- **EXERCISE AIM**: Omit the images. Copy each entry word for word.

Start DATA FOR THIS EXERCISE

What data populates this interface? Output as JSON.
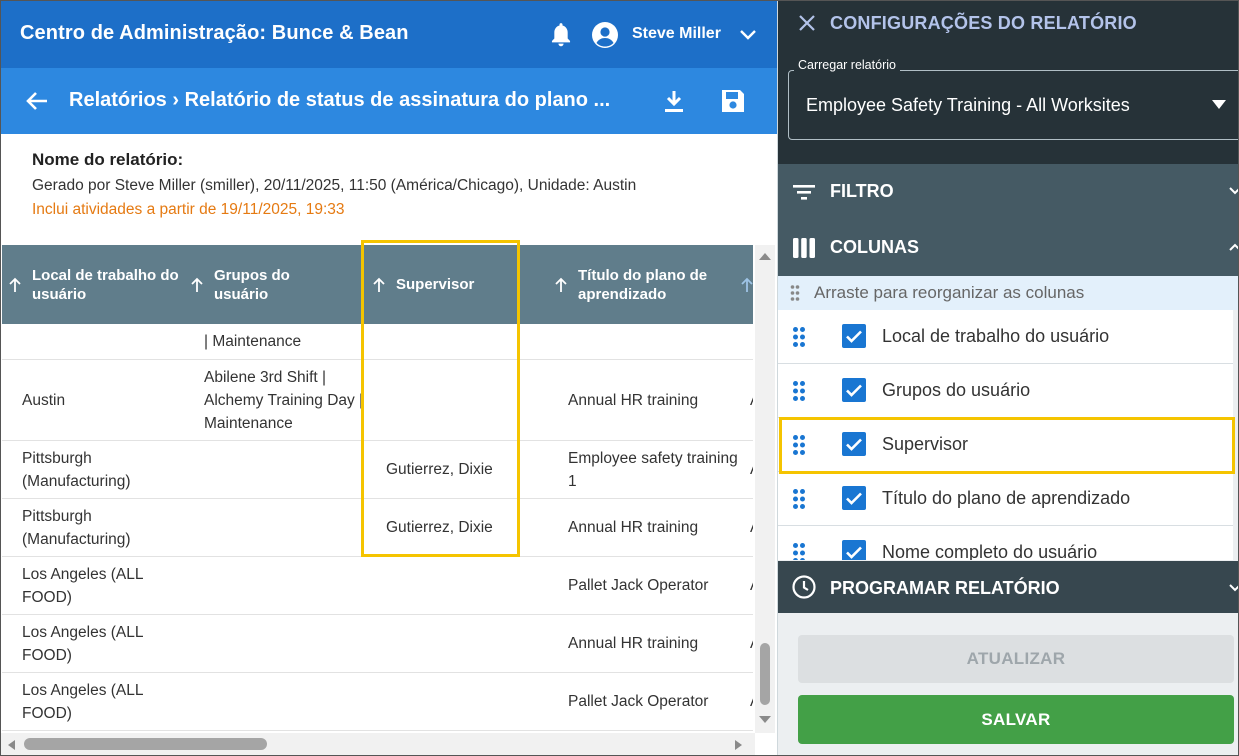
{
  "header": {
    "app_title": "Centro de Administração: Bunce & Bean",
    "user_name": "Steve Miller"
  },
  "subheader": {
    "breadcrumb": "Relatórios › Relatório de status de assinatura do plano ..."
  },
  "report": {
    "name_label": "Nome do relatório:",
    "generated": "Gerado por Steve Miller (smiller), 20/11/2025, 11:50 (América/Chicago), Unidade: Austin",
    "includes": "Inclui atividades a partir de 19/11/2025, 19:33"
  },
  "table": {
    "columns": [
      "Local de trabalho do usuário",
      "Grupos do usuário",
      "Supervisor",
      "Título do plano de aprendizado"
    ],
    "rows": [
      {
        "local": "",
        "groups": "| Maintenance",
        "supervisor": "",
        "title": ""
      },
      {
        "local": "Austin",
        "groups": "Abilene 3rd Shift | Alchemy Training Day | Maintenance",
        "supervisor": "",
        "title": "Annual HR training"
      },
      {
        "local": "Pittsburgh (Manufacturing)",
        "groups": "",
        "supervisor": "Gutierrez, Dixie",
        "title": "Employee safety training 1"
      },
      {
        "local": "Pittsburgh (Manufacturing)",
        "groups": "",
        "supervisor": "Gutierrez, Dixie",
        "title": "Annual HR training"
      },
      {
        "local": "Los Angeles (ALL FOOD)",
        "groups": "",
        "supervisor": "",
        "title": "Pallet Jack Operator"
      },
      {
        "local": "Los Angeles (ALL FOOD)",
        "groups": "",
        "supervisor": "",
        "title": "Annual HR training"
      },
      {
        "local": "Los Angeles (ALL FOOD)",
        "groups": "",
        "supervisor": "",
        "title": "Pallet Jack Operator"
      }
    ]
  },
  "panel": {
    "title": "CONFIGURAÇÕES DO RELATÓRIO",
    "load_label": "Carregar relatório",
    "load_value": "Employee Safety Training - All Worksites",
    "filter_title": "FILTRO",
    "columns_title": "COLUNAS",
    "drag_hint": "Arraste para reorganizar as colunas",
    "column_items": [
      "Local de trabalho do usuário",
      "Grupos do usuário",
      "Supervisor",
      "Título do plano de aprendizado",
      "Nome completo do usuário"
    ],
    "schedule_title": "PROGRAMAR RELATÓRIO",
    "update_label": "ATUALIZAR",
    "save_label": "SALVAR"
  },
  "colors": {
    "app_bar": "#1d6fc8",
    "sub_bar": "#2d88e0",
    "table_header": "#607d8b",
    "panel_dark": "#263238",
    "section": "#455a64",
    "highlight": "#f5c400",
    "save_button": "#43a047",
    "checkbox": "#1976d2"
  }
}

End DATA FOR THIS EXERCISE

- **WRITTEN ANSWER**:
What data populates this interface? Output as JSON.
{
  "header": {
    "app_title": "Centro de Administração: Bunce & Bean",
    "user_name": "Steve Miller"
  },
  "subheader": {
    "breadcrumb": "Relatórios › Relatório de status de assinatura do plano ..."
  },
  "report": {
    "name_label": "Nome do relatório:",
    "generated": "Gerado por Steve Miller (smiller), 20/11/2025, 11:50 (América/Chicago), Unidade: Austin",
    "includes": "Inclui atividades a partir de 19/11/2025, 19:33"
  },
  "table": {
    "columns": [
      "Local de trabalho do usuário",
      "Grupos do usuário",
      "Supervisor",
      "Título do plano de aprendizado"
    ],
    "rows": [
      {
        "local": "",
        "groups": "| Maintenance",
        "supervisor": "",
        "title": ""
      },
      {
        "local": "Austin",
        "groups": "Abilene 3rd Shift | Alchemy Training Day | Maintenance",
        "supervisor": "",
        "title": "Annual HR training"
      },
      {
        "local": "Pittsburgh (Manufacturing)",
        "groups": "",
        "supervisor": "Gutierrez, Dixie",
        "title": "Employee safety training 1"
      },
      {
        "local": "Pittsburgh (Manufacturing)",
        "groups": "",
        "supervisor": "Gutierrez, Dixie",
        "title": "Annual HR training"
      },
      {
        "local": "Los Angeles (ALL FOOD)",
        "groups": "",
        "supervisor": "",
        "title": "Pallet Jack Operator"
      },
      {
        "local": "Los Angeles (ALL FOOD)",
        "groups": "",
        "supervisor": "",
        "title": "Annual HR training"
      },
      {
        "local": "Los Angeles (ALL FOOD)",
        "groups": "",
        "supervisor": "",
        "title": "Pallet Jack Operator"
      }
    ]
  },
  "panel": {
    "title": "CONFIGURAÇÕES DO RELATÓRIO",
    "load_label": "Carregar relatório",
    "load_value": "Employee Safety Training - All Worksites",
    "filter_title": "FILTRO",
    "columns_title": "COLUNAS",
    "drag_hint": "Arraste para reorganizar as colunas",
    "column_items": [
      "Local de trabalho do usuário",
      "Grupos do usuário",
      "Supervisor",
      "Título do plano de aprendizado",
      "Nome completo do usuário"
    ],
    "schedule_title": "PROGRAMAR RELATÓRIO",
    "update_label": "ATUALIZAR",
    "save_label": "SALVAR"
  },
  "colors": {
    "app_bar": "#1d6fc8",
    "sub_bar": "#2d88e0",
    "table_header": "#607d8b",
    "panel_dark": "#263238",
    "section": "#455a64",
    "highlight": "#f5c400",
    "save_button": "#43a047",
    "checkbox": "#1976d2"
  }
}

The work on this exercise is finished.